··· RECORDS FOR THIS TASK

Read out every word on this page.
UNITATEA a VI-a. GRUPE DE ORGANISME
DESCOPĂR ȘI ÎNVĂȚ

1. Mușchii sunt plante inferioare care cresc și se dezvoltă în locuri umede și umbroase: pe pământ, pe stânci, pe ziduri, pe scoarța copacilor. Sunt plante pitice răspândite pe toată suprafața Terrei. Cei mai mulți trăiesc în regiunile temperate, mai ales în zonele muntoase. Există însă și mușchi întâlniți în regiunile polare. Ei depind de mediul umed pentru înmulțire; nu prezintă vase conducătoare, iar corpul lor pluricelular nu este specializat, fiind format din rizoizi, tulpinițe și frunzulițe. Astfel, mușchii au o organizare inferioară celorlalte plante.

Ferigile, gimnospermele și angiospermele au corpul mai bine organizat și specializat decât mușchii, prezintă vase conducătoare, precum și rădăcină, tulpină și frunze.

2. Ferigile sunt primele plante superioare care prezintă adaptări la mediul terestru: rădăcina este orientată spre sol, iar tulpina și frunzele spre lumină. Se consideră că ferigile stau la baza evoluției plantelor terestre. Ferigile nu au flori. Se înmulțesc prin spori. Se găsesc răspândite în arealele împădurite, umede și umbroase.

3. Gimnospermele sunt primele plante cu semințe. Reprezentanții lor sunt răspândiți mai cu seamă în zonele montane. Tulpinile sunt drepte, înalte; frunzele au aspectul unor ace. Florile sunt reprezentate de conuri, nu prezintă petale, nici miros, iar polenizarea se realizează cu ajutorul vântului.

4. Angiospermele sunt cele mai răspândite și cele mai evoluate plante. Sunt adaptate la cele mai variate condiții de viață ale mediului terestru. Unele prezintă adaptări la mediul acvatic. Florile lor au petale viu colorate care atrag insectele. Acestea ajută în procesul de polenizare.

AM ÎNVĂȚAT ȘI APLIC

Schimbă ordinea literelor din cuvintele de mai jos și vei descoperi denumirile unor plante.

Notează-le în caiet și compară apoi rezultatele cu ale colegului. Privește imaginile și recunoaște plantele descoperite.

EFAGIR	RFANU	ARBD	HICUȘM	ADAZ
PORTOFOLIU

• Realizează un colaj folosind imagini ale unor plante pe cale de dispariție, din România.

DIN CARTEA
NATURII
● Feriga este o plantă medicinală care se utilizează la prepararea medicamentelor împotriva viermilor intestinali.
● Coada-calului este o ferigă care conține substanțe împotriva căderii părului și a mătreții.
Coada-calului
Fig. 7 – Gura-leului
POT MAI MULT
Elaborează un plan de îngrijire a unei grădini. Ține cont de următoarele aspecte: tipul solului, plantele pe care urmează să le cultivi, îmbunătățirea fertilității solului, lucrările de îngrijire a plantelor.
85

······

Give all the entries again exactly; leave none out.

Read out every word on this page.
UNITATEA a VI-a. GRUPE DE ORGANISME
DESCOPĂR ȘI ÎNVĂȚ

1. Mușchii sunt plante inferioare care cresc și se dezvoltă în locuri umede și umbroase: pe pământ, pe stânci, pe ziduri, pe scoarța copacilor. Sunt plante pitice răspândite pe toată suprafața Terrei. Cei mai mulți trăiesc în regiunile temperate, mai ales în zonele muntoase. Există însă și mușchi întâlniți în regiunile polare. Ei depind de mediul umed pentru înmulțire; nu prezintă vase conducătoare, iar corpul lor pluricelular nu este specializat, fiind format din rizoizi, tulpinițe și frunzulițe. Astfel, mușchii au o organizare inferioară celorlalte plante.

Ferigile, gimnospermele și angiospermele au corpul mai bine organizat și specializat decât mușchii, prezintă vase conducătoare, precum și rădăcină, tulpină și frunze.

2. Ferigile sunt primele plante superioare care prezintă adaptări la mediul terestru: rădăcina este orientată spre sol, iar tulpina și frunzele spre lumină. Se consideră că ferigile stau la baza evoluției plantelor terestre. Ferigile nu au flori. Se înmulțesc prin spori. Se găsesc răspândite în arealele împădurite, umede și umbroase.

3. Gimnospermele sunt primele plante cu semințe. Reprezentanții lor sunt răspândiți mai cu seamă în zonele montane. Tulpinile sunt drepte, înalte; frunzele au aspectul unor ace. Florile sunt reprezentate de conuri, nu prezintă petale, nici miros, iar polenizarea se realizează cu ajutorul vântului.

4. Angiospermele sunt cele mai răspândite și cele mai evoluate plante. Sunt adaptate la cele mai variate condiții de viață ale mediului terestru. Unele prezintă adaptări la mediul acvatic. Florile lor au petale viu colorate care atrag insectele. Acestea ajută în procesul de polenizare.

AM ÎNVĂȚAT ȘI APLIC

Schimbă ordinea literelor din cuvintele de mai jos și vei descoperi denumirile unor plante.

Notează-le în caiet și compară apoi rezultatele cu ale colegului. Privește imaginile și recunoaște plantele descoperite.

EFAGIR	RFANU	ARBD	HICUȘM	ADAZ
PORTOFOLIU

• Realizează un colaj folosind imagini ale unor plante pe cale de dispariție, din România.

DIN CARTEA
NATURII
● Feriga este o plantă medicinală care se utilizează la prepararea medicamentelor împotriva viermilor intestinali.
● Coada-calului este o ferigă care conține substanțe împotriva căderii părului și a mătreții.
Coada-calului
Fig. 7 – Gura-leului
POT MAI MULT
Elaborează un plan de îngrijire a unei grădini. Ține cont de următoarele aspecte: tipul solului, plantele pe care urmează să le cultivi, îmbunătățirea fertilității solului, lucrările de îngrijire a plantelor.
85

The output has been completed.